▶ **What the task asks**
Print the records again, character for character.

Stored data
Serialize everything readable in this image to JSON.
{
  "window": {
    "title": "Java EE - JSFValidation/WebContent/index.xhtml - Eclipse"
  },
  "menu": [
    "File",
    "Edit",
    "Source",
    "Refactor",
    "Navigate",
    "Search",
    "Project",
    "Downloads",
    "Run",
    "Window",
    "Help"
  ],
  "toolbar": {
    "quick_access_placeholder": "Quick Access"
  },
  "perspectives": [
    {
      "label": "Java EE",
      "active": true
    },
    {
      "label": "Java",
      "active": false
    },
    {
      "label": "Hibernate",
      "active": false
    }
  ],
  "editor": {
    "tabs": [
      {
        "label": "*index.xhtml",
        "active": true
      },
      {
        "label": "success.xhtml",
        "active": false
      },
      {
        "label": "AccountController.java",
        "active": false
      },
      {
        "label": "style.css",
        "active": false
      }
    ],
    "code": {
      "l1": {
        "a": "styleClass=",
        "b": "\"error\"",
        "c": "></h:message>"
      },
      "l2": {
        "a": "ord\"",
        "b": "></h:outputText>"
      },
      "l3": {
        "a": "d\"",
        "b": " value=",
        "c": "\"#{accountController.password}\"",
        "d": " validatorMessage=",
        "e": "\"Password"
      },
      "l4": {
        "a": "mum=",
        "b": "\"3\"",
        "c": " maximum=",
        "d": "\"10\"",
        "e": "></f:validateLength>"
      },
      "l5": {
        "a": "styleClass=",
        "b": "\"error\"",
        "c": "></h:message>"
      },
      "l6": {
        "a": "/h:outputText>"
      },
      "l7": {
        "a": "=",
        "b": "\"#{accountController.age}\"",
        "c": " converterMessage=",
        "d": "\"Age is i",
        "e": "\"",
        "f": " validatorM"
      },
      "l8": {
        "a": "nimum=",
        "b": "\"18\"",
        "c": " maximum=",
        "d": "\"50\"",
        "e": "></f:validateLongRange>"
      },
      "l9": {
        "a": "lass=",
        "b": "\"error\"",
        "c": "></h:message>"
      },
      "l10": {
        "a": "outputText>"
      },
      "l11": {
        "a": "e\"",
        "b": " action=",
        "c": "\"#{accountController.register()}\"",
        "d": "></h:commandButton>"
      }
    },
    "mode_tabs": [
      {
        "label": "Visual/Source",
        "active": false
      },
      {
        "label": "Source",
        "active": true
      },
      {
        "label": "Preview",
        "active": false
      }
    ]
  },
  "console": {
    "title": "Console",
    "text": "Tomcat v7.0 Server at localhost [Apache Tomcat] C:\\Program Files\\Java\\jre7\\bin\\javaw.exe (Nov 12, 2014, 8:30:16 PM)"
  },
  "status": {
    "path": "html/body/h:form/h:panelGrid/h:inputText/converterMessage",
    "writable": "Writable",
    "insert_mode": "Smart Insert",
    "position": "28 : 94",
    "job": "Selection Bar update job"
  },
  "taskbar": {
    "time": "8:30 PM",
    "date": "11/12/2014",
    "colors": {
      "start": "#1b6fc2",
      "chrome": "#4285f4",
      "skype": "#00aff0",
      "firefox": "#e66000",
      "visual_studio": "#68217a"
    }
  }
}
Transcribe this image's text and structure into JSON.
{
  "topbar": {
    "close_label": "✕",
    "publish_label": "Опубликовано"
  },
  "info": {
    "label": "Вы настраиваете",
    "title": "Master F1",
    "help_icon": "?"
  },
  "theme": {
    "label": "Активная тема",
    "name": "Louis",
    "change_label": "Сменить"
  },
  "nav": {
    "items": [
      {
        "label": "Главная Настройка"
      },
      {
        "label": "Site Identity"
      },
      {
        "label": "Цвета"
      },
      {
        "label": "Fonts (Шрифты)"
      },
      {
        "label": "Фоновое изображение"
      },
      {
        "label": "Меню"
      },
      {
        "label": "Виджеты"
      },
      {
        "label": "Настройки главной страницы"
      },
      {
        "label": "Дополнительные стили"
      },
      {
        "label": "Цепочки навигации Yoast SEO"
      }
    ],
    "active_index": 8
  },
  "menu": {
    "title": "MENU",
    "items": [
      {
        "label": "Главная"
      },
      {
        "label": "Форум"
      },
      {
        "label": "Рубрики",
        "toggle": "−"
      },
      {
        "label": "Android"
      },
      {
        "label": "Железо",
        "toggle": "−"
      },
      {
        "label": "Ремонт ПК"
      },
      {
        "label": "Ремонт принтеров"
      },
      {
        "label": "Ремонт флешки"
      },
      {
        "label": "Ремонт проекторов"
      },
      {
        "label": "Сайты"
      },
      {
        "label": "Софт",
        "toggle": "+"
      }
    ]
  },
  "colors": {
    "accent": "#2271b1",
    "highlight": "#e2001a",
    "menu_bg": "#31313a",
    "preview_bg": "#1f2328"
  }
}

▶ **Full output**
Serialize everything readable in this image to JSON.
{
  "window": {
    "title": "Java EE - JSFValidation/WebContent/index.xhtml - Eclipse"
  },
  "menu": [
    "File",
    "Edit",
    "Source",
    "Refactor",
    "Navigate",
    "Search",
    "Project",
    "Downloads",
    "Run",
    "Window",
    "Help"
  ],
  "toolbar": {
    "quick_access_placeholder": "Quick Access"
  },
  "perspectives": [
    {
      "label": "Java EE",
      "active": true
    },
    {
      "label": "Java",
      "active": false
    },
    {
      "label": "Hibernate",
      "active": false
    }
  ],
  "editor": {
    "tabs": [
      {
        "label": "*index.xhtml",
        "active": true
      },
      {
        "label": "success.xhtml",
        "active": false
      },
      {
        "label": "AccountController.java",
        "active": false
      },
      {
        "label": "style.css",
        "active": false
      }
    ],
    "code": {
      "l1": {
        "a": "styleClass=",
        "b": "\"error\"",
        "c": "></h:message>"
      },
      "l2": {
        "a": "ord\"",
        "b": "></h:outputText>"
      },
      "l3": {
        "a": "d\"",
        "b": " value=",
        "c": "\"#{accountController.password}\"",
        "d": " validatorMessage=",
        "e": "\"Password"
      },
      "l4": {
        "a": "mum=",
        "b": "\"3\"",
        "c": " maximum=",
        "d": "\"10\"",
        "e": "></f:validateLength>"
      },
      "l5": {
        "a": "styleClass=",
        "b": "\"error\"",
        "c": "></h:message>"
      },
      "l6": {
        "a": "/h:outputText>"
      },
      "l7": {
        "a": "=",
        "b": "\"#{accountController.age}\"",
        "c": " converterMessage=",
        "d": "\"Age is i",
        "e": "\"",
        "f": " validatorM"
      },
      "l8": {
        "a": "nimum=",
        "b": "\"18\"",
        "c": " maximum=",
        "d": "\"50\"",
        "e": "></f:validateLongRange>"
      },
      "l9": {
        "a": "lass=",
        "b": "\"error\"",
        "c": "></h:message>"
      },
      "l10": {
        "a": "outputText>"
      },
      "l11": {
        "a": "e\"",
        "b": " action=",
        "c": "\"#{accountController.register()}\"",
        "d": "></h:commandButton>"
      }
    },
    "mode_tabs": [
      {
        "label": "Visual/Source",
        "active": false
      },
      {
        "label": "Source",
        "active": true
      },
      {
        "label": "Preview",
        "active": false
      }
    ]
  },
  "console": {
    "title": "Console",
    "text": "Tomcat v7.0 Server at localhost [Apache Tomcat] C:\\Program Files\\Java\\jre7\\bin\\javaw.exe (Nov 12, 2014, 8:30:16 PM)"
  },
  "status": {
    "path": "html/body/h:form/h:panelGrid/h:inputText/converterMessage",
    "writable": "Writable",
    "insert_mode": "Smart Insert",
    "position": "28 : 94",
    "job": "Selection Bar update job"
  },
  "taskbar": {
    "time": "8:30 PM",
    "date": "11/12/2014",
    "colors": {
      "start": "#1b6fc2",
      "chrome": "#4285f4",
      "skype": "#00aff0",
      "firefox": "#e66000",
      "visual_studio": "#68217a"
    }
  }
}
Transcribe this image's text and structure into JSON.
{
  "topbar": {
    "close_label": "✕",
    "publish_label": "Опубликовано"
  },
  "info": {
    "label": "Вы настраиваете",
    "title": "Master F1",
    "help_icon": "?"
  },
  "theme": {
    "label": "Активная тема",
    "name": "Louis",
    "change_label": "Сменить"
  },
  "nav": {
    "items": [
      {
        "label": "Главная Настройка"
      },
      {
        "label": "Site Identity"
      },
      {
        "label": "Цвета"
      },
      {
        "label": "Fonts (Шрифты)"
      },
      {
        "label": "Фоновое изображение"
      },
      {
        "label": "Меню"
      },
      {
        "label": "Виджеты"
      },
      {
        "label": "Настройки главной страницы"
      },
      {
        "label": "Дополнительные стили"
      },
      {
        "label": "Цепочки навигации Yoast SEO"
      }
    ],
    "active_index": 8
  },
  "menu": {
    "title": "MENU",
    "items": [
      {
        "label": "Главная"
      },
      {
        "label": "Форум"
      },
      {
        "label": "Рубрики",
        "toggle": "−"
      },
      {
        "label": "Android"
      },
      {
        "label": "Железо",
        "toggle": "−"
      },
      {
        "label": "Ремонт ПК"
      },
      {
        "label": "Ремонт принтеров"
      },
      {
        "label": "Ремонт флешки"
      },
      {
        "label": "Ремонт проекторов"
      },
      {
        "label": "Сайты"
      },
      {
        "label": "Софт",
        "toggle": "+"
      }
    ]
  },
  "colors": {
    "accent": "#2271b1",
    "highlight": "#e2001a",
    "menu_bg": "#31313a",
    "preview_bg": "#1f2328"
  }
}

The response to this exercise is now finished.